begin Dataset extract

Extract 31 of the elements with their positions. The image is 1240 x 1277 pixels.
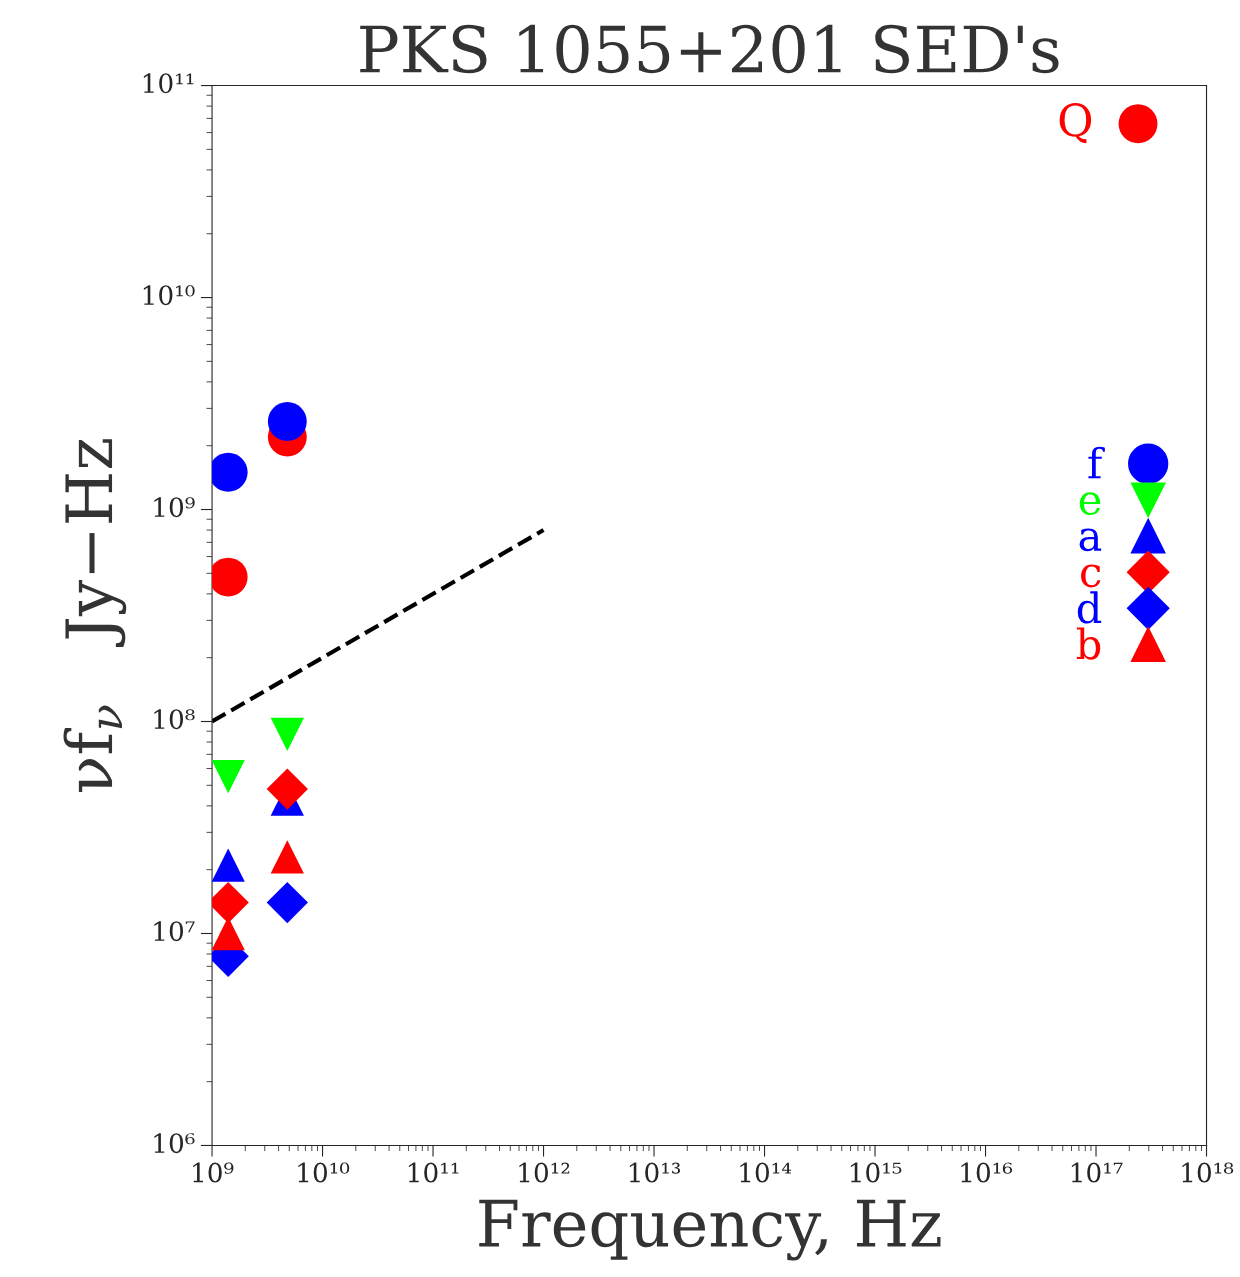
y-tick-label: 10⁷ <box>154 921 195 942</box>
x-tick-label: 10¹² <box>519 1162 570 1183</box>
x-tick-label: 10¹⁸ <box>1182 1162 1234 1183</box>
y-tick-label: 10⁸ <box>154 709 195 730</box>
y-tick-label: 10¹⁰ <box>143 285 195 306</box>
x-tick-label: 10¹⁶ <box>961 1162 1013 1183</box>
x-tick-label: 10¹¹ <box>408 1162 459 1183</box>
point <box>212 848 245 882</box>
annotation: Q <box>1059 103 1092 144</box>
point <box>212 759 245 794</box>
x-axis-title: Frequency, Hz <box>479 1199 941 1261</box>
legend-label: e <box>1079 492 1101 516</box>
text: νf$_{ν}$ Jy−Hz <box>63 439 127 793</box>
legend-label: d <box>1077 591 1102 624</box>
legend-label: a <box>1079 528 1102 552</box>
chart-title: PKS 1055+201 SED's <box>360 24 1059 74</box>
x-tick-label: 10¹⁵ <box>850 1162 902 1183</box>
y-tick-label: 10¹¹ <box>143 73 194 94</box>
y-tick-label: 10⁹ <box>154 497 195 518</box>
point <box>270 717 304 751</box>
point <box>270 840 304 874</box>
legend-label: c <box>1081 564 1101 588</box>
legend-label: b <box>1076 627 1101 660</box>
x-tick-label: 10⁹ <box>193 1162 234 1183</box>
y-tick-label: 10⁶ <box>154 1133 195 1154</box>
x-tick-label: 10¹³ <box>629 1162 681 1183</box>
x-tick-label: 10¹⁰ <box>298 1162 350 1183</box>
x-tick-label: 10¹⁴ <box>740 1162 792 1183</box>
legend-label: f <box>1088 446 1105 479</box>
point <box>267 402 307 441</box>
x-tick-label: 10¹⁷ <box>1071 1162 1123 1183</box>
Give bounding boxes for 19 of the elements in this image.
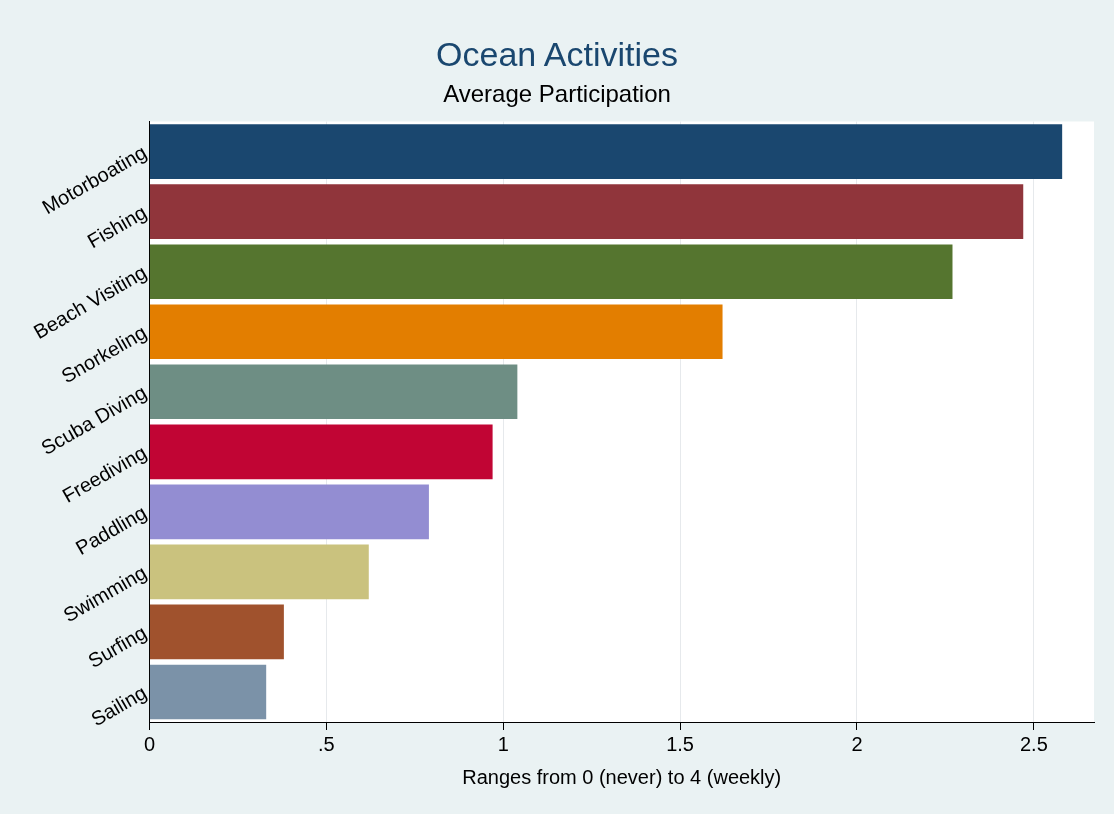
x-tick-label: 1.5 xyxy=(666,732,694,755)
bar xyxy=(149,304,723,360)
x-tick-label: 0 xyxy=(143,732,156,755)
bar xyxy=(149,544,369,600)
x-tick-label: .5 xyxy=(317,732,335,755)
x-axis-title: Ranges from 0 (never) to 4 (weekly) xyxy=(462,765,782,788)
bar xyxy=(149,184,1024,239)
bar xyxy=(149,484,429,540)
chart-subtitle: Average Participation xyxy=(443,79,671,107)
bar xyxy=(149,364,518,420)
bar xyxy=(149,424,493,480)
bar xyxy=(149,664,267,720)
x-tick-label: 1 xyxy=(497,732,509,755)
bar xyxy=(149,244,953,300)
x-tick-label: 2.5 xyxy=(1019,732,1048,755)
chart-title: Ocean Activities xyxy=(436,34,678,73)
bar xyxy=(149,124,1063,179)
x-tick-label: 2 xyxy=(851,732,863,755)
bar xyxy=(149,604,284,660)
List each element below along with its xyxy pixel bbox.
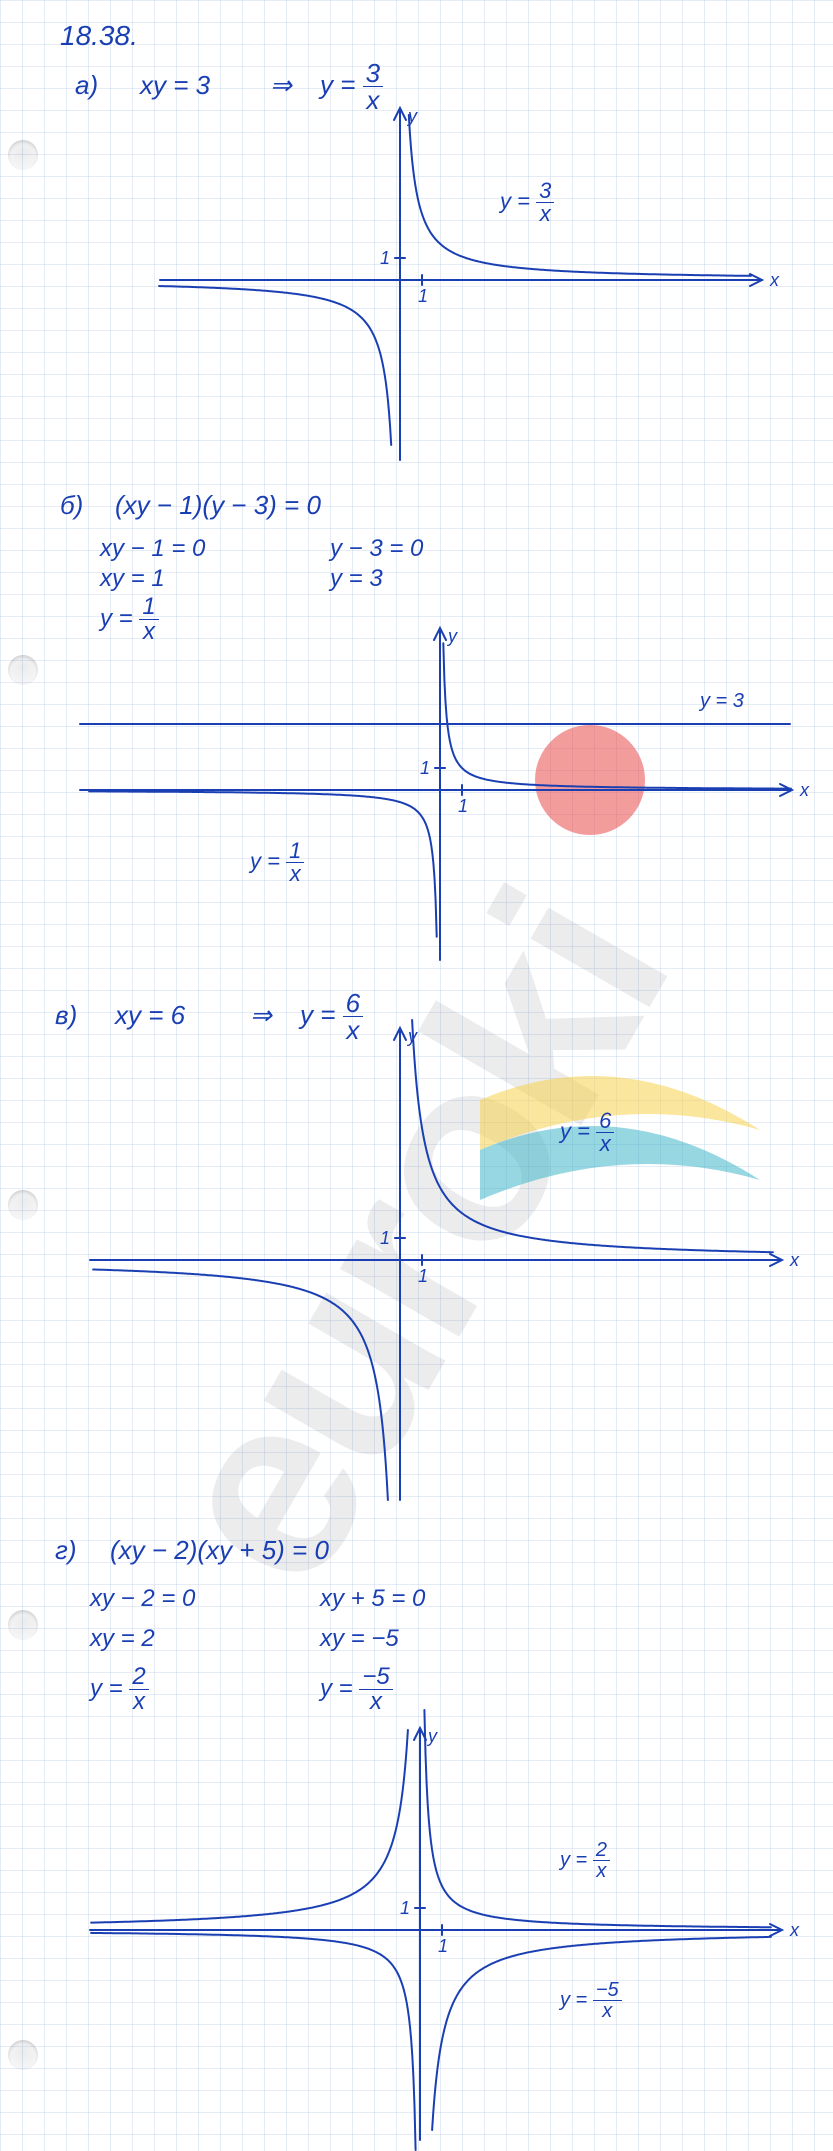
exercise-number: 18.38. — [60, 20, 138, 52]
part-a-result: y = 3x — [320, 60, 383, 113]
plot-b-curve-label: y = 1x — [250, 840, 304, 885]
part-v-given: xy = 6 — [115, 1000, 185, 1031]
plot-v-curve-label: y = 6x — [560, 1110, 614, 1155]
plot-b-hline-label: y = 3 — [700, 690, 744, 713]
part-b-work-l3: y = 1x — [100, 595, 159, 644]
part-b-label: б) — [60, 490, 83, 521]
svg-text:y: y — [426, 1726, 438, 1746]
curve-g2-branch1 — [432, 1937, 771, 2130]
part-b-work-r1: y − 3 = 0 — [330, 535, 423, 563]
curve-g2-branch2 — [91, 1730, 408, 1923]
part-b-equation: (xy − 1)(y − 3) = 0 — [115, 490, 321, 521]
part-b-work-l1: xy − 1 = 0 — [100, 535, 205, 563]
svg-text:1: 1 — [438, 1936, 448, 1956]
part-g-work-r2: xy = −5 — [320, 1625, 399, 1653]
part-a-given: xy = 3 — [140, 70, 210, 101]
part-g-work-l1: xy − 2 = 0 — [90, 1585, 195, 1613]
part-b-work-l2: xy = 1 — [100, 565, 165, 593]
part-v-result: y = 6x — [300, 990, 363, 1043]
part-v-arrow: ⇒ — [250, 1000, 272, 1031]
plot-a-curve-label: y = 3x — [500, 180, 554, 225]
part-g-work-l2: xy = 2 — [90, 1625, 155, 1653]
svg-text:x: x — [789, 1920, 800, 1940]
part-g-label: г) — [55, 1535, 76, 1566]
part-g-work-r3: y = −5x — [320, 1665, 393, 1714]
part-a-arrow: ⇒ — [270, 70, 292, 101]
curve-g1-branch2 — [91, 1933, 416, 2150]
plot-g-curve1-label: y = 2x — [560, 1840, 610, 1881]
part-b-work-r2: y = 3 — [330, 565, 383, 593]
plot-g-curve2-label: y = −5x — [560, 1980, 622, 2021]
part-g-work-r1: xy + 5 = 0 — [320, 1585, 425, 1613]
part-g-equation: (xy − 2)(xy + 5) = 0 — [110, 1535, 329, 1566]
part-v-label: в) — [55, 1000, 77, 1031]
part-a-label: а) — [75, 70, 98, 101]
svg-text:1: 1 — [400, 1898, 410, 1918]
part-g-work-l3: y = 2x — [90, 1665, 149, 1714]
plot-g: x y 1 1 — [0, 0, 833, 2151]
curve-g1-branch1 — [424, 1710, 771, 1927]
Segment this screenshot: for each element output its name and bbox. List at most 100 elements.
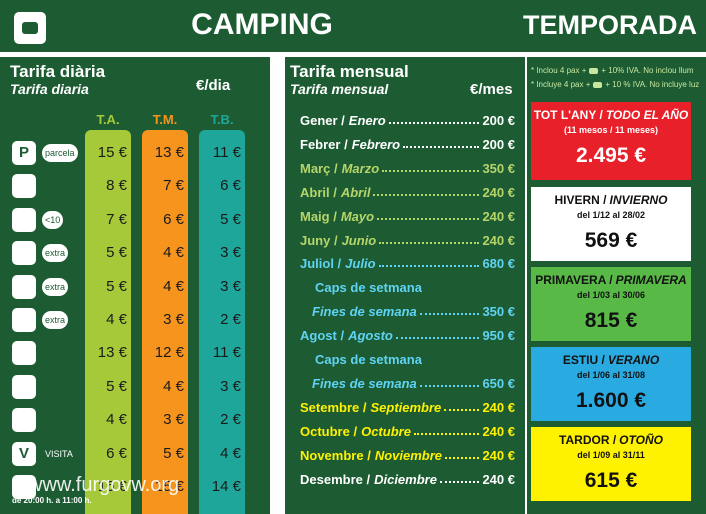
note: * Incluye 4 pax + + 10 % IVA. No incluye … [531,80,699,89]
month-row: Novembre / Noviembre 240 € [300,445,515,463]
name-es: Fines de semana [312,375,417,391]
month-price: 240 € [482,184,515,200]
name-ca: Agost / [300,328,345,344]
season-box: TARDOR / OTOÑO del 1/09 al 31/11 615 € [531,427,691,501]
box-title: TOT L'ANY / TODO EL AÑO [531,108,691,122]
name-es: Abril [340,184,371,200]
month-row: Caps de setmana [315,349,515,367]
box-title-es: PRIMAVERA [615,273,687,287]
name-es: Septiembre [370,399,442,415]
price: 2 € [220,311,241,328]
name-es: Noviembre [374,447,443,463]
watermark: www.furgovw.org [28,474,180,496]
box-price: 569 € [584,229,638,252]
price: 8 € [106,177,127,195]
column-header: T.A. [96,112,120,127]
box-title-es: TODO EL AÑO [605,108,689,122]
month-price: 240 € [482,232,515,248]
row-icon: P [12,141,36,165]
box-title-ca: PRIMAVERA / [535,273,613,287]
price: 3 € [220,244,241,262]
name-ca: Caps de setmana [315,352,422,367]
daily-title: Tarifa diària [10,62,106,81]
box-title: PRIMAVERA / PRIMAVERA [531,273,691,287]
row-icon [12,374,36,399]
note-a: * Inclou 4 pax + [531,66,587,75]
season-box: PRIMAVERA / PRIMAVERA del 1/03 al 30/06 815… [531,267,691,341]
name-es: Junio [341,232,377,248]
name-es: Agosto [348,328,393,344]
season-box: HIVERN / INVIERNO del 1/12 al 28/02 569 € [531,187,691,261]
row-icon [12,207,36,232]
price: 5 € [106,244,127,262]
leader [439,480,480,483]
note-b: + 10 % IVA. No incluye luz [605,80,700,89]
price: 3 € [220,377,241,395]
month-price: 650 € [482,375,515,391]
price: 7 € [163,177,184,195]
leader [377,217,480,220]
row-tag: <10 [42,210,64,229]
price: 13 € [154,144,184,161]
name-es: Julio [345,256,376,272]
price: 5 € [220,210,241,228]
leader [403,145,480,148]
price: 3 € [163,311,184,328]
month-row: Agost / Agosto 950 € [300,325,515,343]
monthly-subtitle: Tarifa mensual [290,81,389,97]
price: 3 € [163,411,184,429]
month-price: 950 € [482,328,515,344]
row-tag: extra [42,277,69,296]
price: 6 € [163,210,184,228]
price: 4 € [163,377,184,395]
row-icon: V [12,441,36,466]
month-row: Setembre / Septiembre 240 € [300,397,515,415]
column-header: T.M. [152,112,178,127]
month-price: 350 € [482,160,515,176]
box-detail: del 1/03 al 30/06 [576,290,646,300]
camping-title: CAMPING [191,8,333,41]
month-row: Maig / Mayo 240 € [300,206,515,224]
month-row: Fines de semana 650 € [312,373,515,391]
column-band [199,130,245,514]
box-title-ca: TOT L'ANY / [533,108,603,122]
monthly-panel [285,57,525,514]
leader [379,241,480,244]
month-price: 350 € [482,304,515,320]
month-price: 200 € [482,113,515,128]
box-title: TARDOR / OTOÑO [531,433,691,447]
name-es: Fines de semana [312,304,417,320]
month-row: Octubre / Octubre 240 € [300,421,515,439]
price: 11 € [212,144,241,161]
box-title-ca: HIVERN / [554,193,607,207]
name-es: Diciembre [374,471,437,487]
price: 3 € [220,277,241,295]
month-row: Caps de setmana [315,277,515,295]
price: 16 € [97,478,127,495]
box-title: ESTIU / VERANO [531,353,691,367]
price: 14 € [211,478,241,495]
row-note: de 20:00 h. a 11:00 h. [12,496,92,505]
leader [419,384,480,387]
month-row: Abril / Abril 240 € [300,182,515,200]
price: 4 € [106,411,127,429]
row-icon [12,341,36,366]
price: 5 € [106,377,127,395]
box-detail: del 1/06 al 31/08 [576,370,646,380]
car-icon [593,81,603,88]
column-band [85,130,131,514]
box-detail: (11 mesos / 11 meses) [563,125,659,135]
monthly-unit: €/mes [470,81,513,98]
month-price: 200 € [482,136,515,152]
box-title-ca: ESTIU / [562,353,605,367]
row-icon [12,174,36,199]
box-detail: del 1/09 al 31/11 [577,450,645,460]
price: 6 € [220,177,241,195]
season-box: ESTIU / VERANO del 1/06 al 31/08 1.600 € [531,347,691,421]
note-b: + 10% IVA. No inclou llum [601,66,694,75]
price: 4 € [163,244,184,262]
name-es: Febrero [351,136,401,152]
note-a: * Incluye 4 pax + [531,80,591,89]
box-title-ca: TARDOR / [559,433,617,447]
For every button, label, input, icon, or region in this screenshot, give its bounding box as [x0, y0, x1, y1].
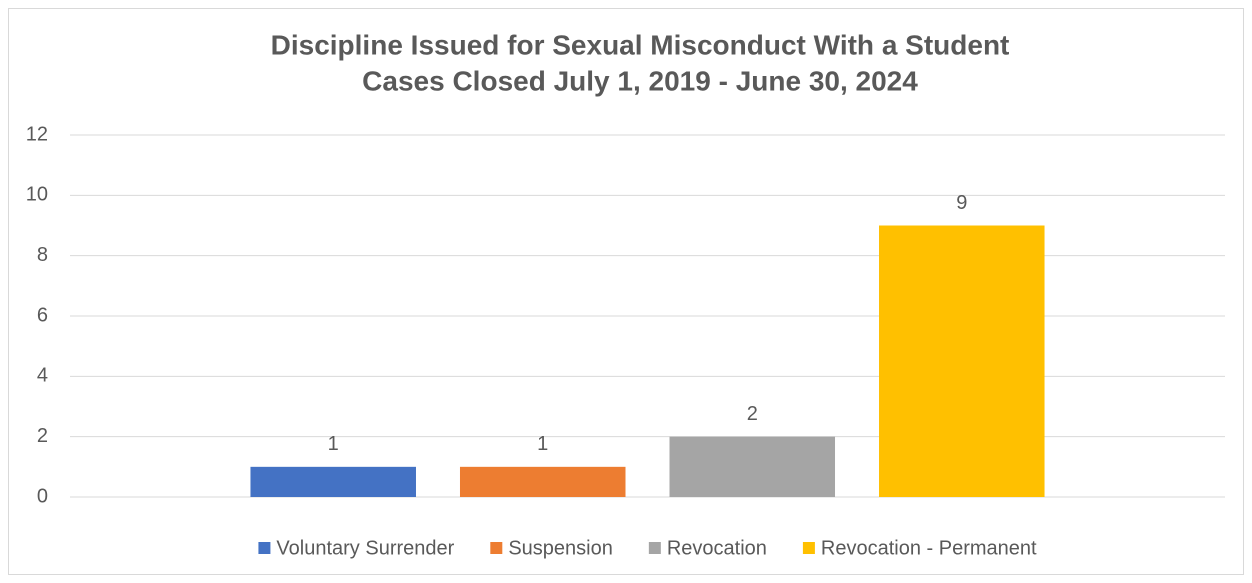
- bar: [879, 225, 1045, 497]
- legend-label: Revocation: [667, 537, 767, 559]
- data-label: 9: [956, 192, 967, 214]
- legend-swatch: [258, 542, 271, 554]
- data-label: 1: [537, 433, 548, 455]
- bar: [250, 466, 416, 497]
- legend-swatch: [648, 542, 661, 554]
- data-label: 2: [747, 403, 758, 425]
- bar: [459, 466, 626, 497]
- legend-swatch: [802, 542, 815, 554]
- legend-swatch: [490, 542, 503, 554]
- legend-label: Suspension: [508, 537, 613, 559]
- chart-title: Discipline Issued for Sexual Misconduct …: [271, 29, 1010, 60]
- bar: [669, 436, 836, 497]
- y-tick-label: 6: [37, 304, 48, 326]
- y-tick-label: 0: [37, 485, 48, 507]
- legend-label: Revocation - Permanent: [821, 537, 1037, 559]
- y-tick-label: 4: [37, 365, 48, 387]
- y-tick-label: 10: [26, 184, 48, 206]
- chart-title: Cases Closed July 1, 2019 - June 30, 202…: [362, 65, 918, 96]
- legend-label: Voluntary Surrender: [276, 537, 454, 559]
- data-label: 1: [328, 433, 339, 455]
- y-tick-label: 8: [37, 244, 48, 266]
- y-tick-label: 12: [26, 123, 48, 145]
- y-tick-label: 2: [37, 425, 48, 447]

end Dataset extract

## Your objective
Reproduce the data above without any change, from the line that contains "y-tick-label: 10⁷ <box>154 921 195 942</box>" through the line that contains "439 127 793</box>", inclusive.

## Output below
y-tick-label: 10⁷ <box>154 921 195 942</box>
x-tick-label: 10¹² <box>519 1162 570 1183</box>
x-tick-label: 10¹⁸ <box>1182 1162 1234 1183</box>
y-tick-label: 10⁸ <box>154 709 195 730</box>
y-tick-label: 10¹⁰ <box>143 285 195 306</box>
x-tick-label: 10¹⁶ <box>961 1162 1013 1183</box>
x-tick-label: 10¹¹ <box>408 1162 459 1183</box>
point <box>212 848 245 882</box>
annotation: Q <box>1059 103 1092 144</box>
point <box>212 759 245 794</box>
x-axis-title: Frequency, Hz <box>479 1199 941 1261</box>
legend-label: e <box>1079 492 1101 516</box>
text: νf$_{ν}$ Jy−Hz <box>63 439 127 793</box>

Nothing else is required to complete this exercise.